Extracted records
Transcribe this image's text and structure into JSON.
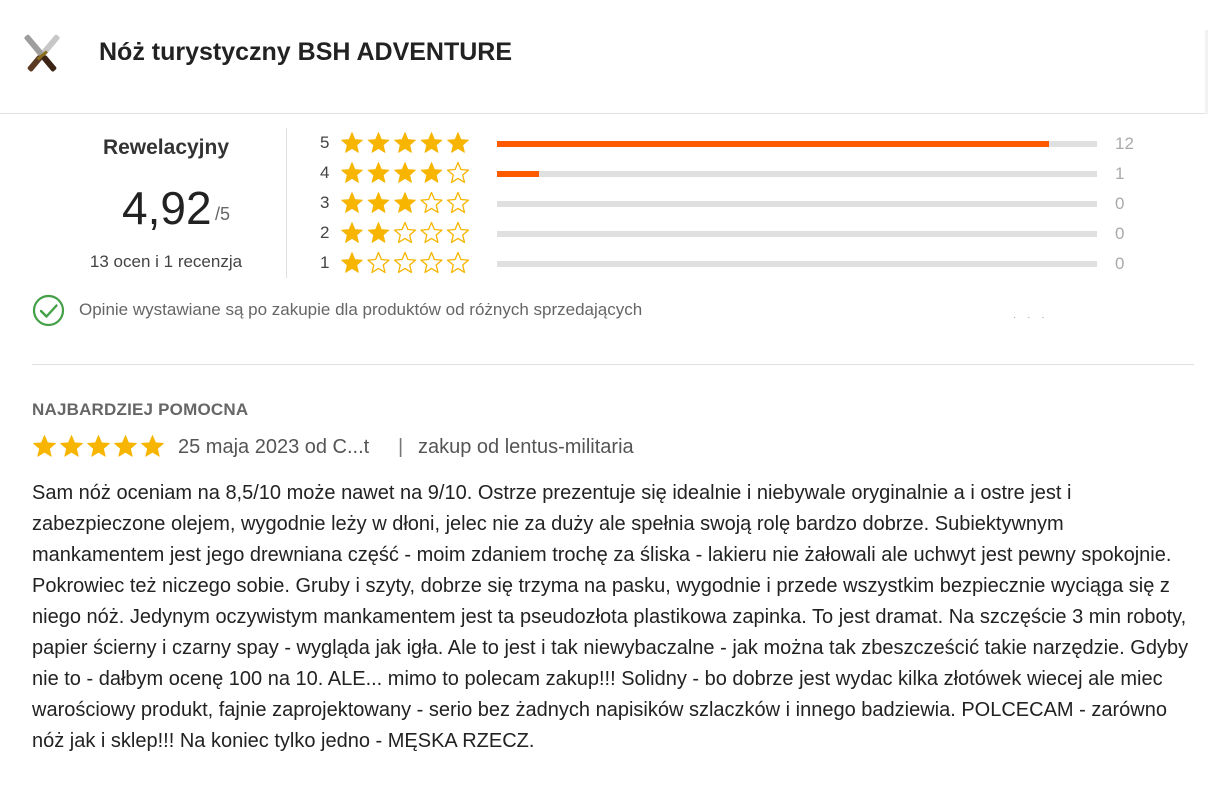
{
  "product": {
    "title": "Nóż turystyczny BSH ADVENTURE",
    "thumbnail_icon": "crossed-knives-icon"
  },
  "summary": {
    "grade_label": "Rewelacyjny",
    "average": "4,92",
    "out_of": "/5",
    "count_text": "13 ocen i 1 recenzja"
  },
  "distribution": [
    {
      "stars_label": "5",
      "stars": 5,
      "count": "12",
      "fraction": 0.92
    },
    {
      "stars_label": "4",
      "stars": 4,
      "count": "1",
      "fraction": 0.07
    },
    {
      "stars_label": "3",
      "stars": 3,
      "count": "0",
      "fraction": 0
    },
    {
      "stars_label": "2",
      "stars": 2,
      "count": "0",
      "fraction": 0
    },
    {
      "stars_label": "1",
      "stars": 1,
      "count": "0",
      "fraction": 0
    }
  ],
  "info": {
    "icon": "check-circle-icon",
    "text": "Opinie wystawiane są po zakupie dla produktów od różnych sprzedających"
  },
  "review": {
    "section_label": "NAJBARDZIEJ POMOCNA",
    "stars": 5,
    "date_author": "25 maja 2023 od C...t",
    "separator": "|",
    "seller": "zakup od lentus-militaria",
    "body": "Sam nóż oceniam na 8,5/10 może nawet na 9/10. Ostrze prezentuje się idealnie i niebywale oryginalnie a i ostre jest i zabezpieczone olejem, wygodnie leży w dłoni, jelec nie za duży ale spełnia swoją rolę bardzo dobrze. Subiektywnym mankamentem jest jego drewniana część - moim zdaniem trochę za śliska - lakieru nie żałowali ale uchwyt jest pewny spokojnie. Pokrowiec też niczego sobie. Gruby i szyty, dobrze się trzyma na pasku, wygodnie i przede wszystkim bezpiecznie wyciąga się z niego nóż. Jedynym oczywistym mankamentem jest ta pseudozłota plastikowa zapinka. To jest dramat. Na szczęście 3 min roboty, papier ścierny i czarny spay - wygląda jak igła. Ale to jest i tak niewybaczalne - jak można tak zbeszcześcić takie narzędzie. Gdyby nie to - dałbym ocenę 100 na 10. ALE... mimo to polecam zakup!!! Solidny - bo dobrze jest wydac kilka złotówek wiecej ale miec warościowy produkt, fajnie zaprojektowany - serio bez żadnych napisików szlaczków i innego badziewia. POLCECAM - zarówno nóż jak i sklep!!! Na koniec tylko jedno - MĘSKA RZECZ."
  },
  "colors": {
    "star": "#f7b500",
    "bar_fill": "#ff5a00",
    "bar_track": "#e0e0e0",
    "check": "#43a047"
  }
}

» **WHAT IS REQUIRED**: Lines containing the word "check" are to be counted in the listing; state their number alone.

» **RESPONSE**: 2